Filter these entries so that only lines with the word "down" remain.

Data extract start

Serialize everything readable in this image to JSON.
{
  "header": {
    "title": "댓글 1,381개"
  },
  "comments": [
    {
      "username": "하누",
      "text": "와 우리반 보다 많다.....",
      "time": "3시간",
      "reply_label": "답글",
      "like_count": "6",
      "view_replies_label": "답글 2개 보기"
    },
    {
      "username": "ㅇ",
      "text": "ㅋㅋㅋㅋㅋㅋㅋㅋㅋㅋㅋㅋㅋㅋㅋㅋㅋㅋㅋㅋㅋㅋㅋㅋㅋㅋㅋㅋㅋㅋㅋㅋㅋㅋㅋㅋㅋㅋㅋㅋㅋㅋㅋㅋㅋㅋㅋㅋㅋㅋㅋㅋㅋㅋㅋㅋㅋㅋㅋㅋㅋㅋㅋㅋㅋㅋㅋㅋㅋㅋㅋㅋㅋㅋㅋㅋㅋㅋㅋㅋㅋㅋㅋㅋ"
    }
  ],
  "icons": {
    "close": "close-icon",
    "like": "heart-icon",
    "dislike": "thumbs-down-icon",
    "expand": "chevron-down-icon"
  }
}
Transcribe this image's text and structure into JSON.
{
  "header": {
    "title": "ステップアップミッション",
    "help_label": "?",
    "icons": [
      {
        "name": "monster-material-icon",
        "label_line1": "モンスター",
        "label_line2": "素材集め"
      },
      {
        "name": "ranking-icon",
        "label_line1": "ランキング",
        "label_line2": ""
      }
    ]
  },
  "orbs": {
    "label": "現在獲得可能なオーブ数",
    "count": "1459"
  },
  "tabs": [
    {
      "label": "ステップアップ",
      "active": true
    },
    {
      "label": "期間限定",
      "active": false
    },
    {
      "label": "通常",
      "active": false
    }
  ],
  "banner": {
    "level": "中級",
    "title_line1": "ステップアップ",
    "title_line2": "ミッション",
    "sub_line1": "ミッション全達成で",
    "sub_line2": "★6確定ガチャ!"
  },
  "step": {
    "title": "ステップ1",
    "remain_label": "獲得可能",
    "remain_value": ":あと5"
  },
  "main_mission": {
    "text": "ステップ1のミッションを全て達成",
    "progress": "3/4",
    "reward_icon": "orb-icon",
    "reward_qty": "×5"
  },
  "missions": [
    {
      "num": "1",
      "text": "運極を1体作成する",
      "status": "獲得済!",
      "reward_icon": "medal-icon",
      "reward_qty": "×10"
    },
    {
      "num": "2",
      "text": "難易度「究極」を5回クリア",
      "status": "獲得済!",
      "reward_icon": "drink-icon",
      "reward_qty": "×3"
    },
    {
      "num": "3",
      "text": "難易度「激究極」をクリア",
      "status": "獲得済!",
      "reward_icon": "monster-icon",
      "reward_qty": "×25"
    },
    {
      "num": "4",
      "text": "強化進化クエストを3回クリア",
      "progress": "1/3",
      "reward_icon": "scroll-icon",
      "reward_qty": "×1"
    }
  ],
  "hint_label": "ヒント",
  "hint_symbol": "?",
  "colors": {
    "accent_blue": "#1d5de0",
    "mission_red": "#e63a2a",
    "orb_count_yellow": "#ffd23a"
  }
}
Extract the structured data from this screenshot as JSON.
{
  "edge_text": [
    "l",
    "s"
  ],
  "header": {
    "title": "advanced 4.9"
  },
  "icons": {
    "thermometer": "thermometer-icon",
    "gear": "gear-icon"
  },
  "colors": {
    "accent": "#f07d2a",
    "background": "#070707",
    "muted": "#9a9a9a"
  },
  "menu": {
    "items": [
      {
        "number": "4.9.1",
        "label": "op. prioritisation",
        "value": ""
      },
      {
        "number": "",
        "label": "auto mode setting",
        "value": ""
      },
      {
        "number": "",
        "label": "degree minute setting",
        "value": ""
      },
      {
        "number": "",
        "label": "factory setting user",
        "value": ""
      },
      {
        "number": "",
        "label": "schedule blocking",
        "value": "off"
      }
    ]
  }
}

Data extract end

**Response to the task**
    "dislike": "thumbs-down-icon",
    "expand": "chevron-down-icon"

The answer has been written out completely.